_EXERCISE GOAL:_ Go through the material below and copy all lines with "Monitor".

* begin PROVIDED MATERIAL *

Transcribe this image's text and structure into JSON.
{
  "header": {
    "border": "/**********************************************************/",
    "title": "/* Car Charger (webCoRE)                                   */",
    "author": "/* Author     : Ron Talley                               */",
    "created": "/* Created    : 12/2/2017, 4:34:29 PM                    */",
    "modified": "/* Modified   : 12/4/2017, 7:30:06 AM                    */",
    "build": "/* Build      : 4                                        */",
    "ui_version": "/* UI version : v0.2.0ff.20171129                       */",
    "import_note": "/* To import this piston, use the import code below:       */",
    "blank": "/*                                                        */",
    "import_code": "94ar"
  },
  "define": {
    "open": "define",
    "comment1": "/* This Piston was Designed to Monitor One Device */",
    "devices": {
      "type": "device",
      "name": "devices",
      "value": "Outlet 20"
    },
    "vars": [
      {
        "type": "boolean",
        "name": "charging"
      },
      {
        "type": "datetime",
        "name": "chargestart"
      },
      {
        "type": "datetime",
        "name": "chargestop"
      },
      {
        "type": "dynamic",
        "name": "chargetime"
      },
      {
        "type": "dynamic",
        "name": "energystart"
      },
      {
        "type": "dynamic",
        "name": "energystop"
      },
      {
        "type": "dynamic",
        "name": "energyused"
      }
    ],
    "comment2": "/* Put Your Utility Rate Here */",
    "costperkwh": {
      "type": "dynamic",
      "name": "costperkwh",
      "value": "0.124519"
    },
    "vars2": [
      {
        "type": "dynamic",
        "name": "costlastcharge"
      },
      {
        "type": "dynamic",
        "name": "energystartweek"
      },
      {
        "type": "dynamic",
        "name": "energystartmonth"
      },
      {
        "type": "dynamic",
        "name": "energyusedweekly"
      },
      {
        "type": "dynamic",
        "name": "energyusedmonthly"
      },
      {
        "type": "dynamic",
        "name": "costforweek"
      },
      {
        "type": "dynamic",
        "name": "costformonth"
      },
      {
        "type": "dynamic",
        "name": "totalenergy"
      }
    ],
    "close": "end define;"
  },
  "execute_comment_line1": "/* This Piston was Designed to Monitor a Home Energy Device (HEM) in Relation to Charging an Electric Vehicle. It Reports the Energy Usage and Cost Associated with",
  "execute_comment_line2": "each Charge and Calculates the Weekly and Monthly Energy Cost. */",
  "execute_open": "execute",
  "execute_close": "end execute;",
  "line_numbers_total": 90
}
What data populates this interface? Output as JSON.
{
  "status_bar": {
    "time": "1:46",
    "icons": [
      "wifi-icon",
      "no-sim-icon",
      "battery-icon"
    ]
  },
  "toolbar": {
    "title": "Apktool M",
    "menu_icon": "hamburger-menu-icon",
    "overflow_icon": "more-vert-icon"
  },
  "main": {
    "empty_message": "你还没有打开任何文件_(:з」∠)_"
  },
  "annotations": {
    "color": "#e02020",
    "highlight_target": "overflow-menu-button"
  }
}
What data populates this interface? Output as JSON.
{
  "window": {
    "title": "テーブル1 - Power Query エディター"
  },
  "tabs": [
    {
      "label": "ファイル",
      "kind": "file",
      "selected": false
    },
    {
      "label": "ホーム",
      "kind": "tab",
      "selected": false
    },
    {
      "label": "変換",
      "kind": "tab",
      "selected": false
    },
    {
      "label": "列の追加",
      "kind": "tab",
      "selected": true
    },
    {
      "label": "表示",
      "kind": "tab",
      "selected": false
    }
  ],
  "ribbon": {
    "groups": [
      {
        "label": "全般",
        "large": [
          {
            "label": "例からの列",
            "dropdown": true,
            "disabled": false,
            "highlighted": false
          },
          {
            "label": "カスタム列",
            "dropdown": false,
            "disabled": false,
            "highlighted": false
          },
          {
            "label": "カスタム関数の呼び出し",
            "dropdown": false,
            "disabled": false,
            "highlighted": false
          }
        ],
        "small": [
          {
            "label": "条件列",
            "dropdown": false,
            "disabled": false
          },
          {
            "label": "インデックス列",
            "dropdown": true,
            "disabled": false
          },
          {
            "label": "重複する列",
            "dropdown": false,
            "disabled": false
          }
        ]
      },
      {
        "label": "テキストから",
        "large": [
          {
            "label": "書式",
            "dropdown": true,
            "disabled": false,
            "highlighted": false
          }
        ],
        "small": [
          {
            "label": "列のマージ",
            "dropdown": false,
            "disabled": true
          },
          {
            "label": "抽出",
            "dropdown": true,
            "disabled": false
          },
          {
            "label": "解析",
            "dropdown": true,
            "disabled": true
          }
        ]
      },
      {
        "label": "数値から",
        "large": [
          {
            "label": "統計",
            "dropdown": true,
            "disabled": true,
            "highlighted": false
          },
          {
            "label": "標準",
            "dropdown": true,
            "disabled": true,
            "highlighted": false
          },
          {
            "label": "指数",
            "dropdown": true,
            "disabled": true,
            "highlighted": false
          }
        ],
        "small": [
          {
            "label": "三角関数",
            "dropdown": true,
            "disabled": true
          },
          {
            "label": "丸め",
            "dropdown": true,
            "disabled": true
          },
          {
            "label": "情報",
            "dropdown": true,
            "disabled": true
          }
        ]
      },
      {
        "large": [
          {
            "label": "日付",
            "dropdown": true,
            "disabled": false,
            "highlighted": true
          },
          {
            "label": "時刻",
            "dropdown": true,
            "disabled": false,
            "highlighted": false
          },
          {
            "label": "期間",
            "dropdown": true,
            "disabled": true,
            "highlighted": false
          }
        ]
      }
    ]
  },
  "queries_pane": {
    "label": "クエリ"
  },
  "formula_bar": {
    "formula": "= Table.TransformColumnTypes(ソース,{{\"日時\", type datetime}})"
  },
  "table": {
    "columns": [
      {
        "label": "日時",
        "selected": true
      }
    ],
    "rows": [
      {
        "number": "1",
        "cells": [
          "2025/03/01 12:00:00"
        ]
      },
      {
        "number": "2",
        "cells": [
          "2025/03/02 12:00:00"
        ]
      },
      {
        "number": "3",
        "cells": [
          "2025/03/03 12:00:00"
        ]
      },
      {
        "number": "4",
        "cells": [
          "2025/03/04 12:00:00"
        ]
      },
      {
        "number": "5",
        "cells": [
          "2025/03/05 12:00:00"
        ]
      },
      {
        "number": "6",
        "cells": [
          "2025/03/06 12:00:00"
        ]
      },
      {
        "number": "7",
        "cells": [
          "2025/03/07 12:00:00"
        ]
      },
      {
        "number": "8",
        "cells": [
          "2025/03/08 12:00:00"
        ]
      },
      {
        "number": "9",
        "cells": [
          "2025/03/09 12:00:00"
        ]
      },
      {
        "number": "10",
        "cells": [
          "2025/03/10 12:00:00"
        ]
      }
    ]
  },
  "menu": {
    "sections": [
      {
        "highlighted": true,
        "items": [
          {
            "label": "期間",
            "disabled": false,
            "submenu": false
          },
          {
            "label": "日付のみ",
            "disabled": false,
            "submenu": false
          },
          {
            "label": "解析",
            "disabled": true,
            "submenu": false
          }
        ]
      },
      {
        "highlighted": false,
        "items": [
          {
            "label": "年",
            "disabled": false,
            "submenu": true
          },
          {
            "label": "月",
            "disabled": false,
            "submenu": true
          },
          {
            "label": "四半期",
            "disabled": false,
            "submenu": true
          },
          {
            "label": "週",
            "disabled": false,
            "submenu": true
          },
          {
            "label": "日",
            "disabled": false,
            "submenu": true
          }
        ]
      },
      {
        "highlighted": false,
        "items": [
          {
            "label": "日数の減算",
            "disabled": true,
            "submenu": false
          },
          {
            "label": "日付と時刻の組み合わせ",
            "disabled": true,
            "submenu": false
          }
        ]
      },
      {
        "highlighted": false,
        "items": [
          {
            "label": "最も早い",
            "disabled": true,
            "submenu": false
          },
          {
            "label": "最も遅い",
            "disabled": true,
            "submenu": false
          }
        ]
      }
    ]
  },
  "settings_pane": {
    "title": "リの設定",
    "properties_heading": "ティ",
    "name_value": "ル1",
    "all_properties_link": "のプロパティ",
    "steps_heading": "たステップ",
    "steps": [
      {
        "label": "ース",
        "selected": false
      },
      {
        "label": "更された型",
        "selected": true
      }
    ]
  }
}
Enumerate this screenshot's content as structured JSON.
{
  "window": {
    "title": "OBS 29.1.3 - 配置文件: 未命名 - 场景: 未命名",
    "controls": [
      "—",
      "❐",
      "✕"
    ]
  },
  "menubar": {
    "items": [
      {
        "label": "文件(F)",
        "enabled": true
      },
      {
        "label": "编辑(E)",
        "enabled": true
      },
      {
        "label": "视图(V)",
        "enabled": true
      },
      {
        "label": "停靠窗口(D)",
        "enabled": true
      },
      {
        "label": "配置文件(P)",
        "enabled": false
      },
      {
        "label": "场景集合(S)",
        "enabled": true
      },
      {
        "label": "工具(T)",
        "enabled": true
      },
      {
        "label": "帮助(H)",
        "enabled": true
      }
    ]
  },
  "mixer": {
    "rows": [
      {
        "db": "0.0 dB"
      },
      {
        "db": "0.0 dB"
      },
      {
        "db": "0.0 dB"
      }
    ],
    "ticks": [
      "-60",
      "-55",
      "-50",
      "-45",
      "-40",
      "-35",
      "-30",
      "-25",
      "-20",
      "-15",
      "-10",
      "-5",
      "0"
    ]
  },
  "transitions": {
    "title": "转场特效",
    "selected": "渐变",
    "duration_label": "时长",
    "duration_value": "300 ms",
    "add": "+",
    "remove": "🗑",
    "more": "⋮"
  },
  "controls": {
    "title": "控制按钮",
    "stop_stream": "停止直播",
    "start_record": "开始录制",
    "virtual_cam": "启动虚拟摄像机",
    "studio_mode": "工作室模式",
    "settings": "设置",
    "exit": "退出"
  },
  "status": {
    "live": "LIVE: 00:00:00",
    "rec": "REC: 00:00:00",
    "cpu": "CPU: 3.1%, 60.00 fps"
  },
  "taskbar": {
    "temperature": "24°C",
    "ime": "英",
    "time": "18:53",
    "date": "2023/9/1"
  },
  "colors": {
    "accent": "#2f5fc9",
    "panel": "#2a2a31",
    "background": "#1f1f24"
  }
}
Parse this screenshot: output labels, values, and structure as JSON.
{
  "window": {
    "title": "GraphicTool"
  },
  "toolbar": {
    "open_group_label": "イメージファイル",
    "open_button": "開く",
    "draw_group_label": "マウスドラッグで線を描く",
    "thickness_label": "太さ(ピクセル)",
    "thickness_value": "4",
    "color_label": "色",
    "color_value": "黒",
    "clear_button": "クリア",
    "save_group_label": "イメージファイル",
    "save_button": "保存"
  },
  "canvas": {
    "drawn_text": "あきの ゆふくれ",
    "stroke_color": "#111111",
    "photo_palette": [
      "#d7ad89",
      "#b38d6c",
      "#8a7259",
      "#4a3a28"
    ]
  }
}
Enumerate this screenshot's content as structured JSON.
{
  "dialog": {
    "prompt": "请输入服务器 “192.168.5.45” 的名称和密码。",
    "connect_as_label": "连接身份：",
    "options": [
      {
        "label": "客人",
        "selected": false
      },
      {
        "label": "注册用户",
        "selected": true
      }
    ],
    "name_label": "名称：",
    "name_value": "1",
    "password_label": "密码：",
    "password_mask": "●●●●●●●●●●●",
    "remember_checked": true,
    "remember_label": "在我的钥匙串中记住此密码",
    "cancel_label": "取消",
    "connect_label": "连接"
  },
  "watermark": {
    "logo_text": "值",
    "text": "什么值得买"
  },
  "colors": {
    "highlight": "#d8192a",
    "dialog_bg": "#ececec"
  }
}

* end PROVIDED MATERIAL *

_THE ANSWER:_
    "comment1": "/* This Piston was Designed to Monitor One Device */",
  "execute_comment_line1": "/* This Piston was Designed to Monitor a Home Energy Device (HEM) in Relation to Charging an Electric Vehicle. It Reports the Energy Usage and Cost Associated with",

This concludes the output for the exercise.